>>>
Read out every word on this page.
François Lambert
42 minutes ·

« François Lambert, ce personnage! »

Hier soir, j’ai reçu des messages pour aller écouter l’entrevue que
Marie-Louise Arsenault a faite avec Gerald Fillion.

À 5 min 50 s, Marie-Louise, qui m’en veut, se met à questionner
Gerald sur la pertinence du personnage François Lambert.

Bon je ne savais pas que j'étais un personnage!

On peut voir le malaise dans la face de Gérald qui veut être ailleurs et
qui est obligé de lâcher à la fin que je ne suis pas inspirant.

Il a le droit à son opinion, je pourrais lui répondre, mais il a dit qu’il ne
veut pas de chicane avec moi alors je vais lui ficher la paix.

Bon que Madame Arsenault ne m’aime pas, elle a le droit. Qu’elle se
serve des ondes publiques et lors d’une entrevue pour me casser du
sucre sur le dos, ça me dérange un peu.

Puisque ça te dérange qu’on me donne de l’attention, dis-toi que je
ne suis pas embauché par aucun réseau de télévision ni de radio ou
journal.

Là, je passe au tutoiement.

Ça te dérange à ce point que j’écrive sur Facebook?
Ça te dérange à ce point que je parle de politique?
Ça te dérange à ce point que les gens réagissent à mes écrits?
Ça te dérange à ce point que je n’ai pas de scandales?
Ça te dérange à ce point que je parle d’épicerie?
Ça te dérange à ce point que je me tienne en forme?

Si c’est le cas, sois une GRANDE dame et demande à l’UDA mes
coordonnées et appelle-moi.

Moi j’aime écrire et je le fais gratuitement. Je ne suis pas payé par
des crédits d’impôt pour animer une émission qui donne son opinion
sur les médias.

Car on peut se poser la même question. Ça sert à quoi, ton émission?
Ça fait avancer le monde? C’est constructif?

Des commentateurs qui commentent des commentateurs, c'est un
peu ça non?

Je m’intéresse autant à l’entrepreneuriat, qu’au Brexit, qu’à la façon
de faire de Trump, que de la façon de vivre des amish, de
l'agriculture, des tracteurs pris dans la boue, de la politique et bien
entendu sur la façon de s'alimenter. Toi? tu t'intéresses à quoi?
<<<
▶ [Exercise instructions]
Type out the full listing again, exactly as given.

▶ [Answer to this exercise]
Read out every word on this page.
François Lambert
42 minutes ·

« François Lambert, ce personnage! »

Hier soir, j’ai reçu des messages pour aller écouter l’entrevue que
Marie-Louise Arsenault a faite avec Gerald Fillion.

À 5 min 50 s, Marie-Louise, qui m’en veut, se met à questionner
Gerald sur la pertinence du personnage François Lambert.

Bon je ne savais pas que j'étais un personnage!

On peut voir le malaise dans la face de Gérald qui veut être ailleurs et
qui est obligé de lâcher à la fin que je ne suis pas inspirant.

Il a le droit à son opinion, je pourrais lui répondre, mais il a dit qu’il ne
veut pas de chicane avec moi alors je vais lui ficher la paix.

Bon que Madame Arsenault ne m’aime pas, elle a le droit. Qu’elle se
serve des ondes publiques et lors d’une entrevue pour me casser du
sucre sur le dos, ça me dérange un peu.

Puisque ça te dérange qu’on me donne de l’attention, dis-toi que je
ne suis pas embauché par aucun réseau de télévision ni de radio ou
journal.

Là, je passe au tutoiement.

Ça te dérange à ce point que j’écrive sur Facebook?
Ça te dérange à ce point que je parle de politique?
Ça te dérange à ce point que les gens réagissent à mes écrits?
Ça te dérange à ce point que je n’ai pas de scandales?
Ça te dérange à ce point que je parle d’épicerie?
Ça te dérange à ce point que je me tienne en forme?

Si c’est le cas, sois une GRANDE dame et demande à l’UDA mes
coordonnées et appelle-moi.

Moi j’aime écrire et je le fais gratuitement. Je ne suis pas payé par
des crédits d’impôt pour animer une émission qui donne son opinion
sur les médias.

Car on peut se poser la même question. Ça sert à quoi, ton émission?
Ça fait avancer le monde? C’est constructif?

Des commentateurs qui commentent des commentateurs, c'est un
peu ça non?

Je m’intéresse autant à l’entrepreneuriat, qu’au Brexit, qu’à la façon
de faire de Trump, que de la façon de vivre des amish, de
l'agriculture, des tracteurs pris dans la boue, de la politique et bien
entendu sur la façon de s'alimenter. Toi? tu t'intéresses à quoi?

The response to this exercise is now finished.